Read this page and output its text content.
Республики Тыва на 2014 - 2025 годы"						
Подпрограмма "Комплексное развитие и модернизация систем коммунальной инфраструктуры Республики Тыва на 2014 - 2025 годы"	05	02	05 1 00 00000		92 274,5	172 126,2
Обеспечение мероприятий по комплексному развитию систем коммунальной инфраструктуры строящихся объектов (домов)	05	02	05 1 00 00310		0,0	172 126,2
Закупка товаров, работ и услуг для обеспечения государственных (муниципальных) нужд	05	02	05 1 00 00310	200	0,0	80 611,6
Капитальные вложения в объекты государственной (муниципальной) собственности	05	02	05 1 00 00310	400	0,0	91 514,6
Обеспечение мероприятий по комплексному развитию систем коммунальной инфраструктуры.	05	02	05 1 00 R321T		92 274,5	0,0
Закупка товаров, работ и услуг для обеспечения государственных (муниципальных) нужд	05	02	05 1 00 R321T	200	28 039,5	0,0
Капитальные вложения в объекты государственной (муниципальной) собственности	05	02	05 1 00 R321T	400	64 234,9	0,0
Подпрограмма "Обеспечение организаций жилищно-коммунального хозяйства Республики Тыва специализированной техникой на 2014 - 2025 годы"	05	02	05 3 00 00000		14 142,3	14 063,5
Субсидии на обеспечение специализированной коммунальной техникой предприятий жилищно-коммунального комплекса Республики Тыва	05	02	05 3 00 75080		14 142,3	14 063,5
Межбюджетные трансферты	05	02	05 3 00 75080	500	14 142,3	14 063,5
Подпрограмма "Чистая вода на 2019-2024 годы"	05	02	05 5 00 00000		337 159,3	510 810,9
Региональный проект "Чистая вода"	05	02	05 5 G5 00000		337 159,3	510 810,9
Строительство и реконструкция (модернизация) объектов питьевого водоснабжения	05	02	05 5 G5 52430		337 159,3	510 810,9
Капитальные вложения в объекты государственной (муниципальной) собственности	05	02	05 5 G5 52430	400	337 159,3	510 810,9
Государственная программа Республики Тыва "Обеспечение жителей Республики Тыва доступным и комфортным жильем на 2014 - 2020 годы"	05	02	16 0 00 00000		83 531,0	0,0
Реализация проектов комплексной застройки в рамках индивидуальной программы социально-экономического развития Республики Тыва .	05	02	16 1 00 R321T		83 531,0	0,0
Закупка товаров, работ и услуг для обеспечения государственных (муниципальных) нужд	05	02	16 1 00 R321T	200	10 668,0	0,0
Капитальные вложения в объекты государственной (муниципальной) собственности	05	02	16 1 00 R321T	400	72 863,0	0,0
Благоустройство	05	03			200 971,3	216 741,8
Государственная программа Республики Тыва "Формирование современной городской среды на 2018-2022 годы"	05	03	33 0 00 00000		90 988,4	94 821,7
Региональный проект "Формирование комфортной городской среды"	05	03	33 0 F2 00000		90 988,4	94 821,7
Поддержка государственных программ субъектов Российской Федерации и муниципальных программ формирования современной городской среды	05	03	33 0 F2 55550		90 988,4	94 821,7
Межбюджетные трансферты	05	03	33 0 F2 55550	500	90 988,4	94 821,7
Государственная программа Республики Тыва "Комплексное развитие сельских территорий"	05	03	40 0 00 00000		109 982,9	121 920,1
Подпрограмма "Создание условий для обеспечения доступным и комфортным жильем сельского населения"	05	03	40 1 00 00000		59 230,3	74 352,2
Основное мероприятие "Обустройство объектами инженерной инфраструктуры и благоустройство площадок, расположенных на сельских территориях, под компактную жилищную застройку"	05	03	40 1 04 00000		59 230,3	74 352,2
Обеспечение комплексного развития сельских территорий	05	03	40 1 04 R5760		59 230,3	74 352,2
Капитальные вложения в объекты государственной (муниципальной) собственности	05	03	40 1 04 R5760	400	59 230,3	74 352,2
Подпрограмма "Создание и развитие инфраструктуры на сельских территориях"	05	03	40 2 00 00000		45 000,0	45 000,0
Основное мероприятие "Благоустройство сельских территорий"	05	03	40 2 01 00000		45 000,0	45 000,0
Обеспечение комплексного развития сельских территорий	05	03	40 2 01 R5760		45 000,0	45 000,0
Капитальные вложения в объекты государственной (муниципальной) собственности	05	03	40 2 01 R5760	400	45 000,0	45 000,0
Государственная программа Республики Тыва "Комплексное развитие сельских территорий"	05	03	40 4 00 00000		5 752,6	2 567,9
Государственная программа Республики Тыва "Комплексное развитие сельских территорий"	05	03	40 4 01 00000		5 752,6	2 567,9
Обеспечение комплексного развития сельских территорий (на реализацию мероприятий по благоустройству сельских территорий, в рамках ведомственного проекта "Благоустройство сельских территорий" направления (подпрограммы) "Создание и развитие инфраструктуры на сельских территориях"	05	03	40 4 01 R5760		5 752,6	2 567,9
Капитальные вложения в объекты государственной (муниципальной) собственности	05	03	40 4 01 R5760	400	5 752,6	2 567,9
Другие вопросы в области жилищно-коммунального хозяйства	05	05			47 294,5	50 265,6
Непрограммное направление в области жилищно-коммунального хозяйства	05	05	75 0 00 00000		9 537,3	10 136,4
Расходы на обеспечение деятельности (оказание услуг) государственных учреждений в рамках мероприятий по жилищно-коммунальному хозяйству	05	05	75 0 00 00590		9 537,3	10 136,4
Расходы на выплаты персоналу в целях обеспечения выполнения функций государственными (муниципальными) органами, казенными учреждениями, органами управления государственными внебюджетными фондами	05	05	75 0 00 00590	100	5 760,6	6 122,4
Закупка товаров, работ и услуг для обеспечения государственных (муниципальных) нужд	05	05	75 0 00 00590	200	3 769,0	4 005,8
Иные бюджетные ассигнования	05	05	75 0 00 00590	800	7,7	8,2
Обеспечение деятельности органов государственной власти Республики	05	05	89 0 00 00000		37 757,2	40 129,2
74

__Written problem__
Examine the records and report how many lines contain the string "доступным". Only the number should be given.

__Full output__
2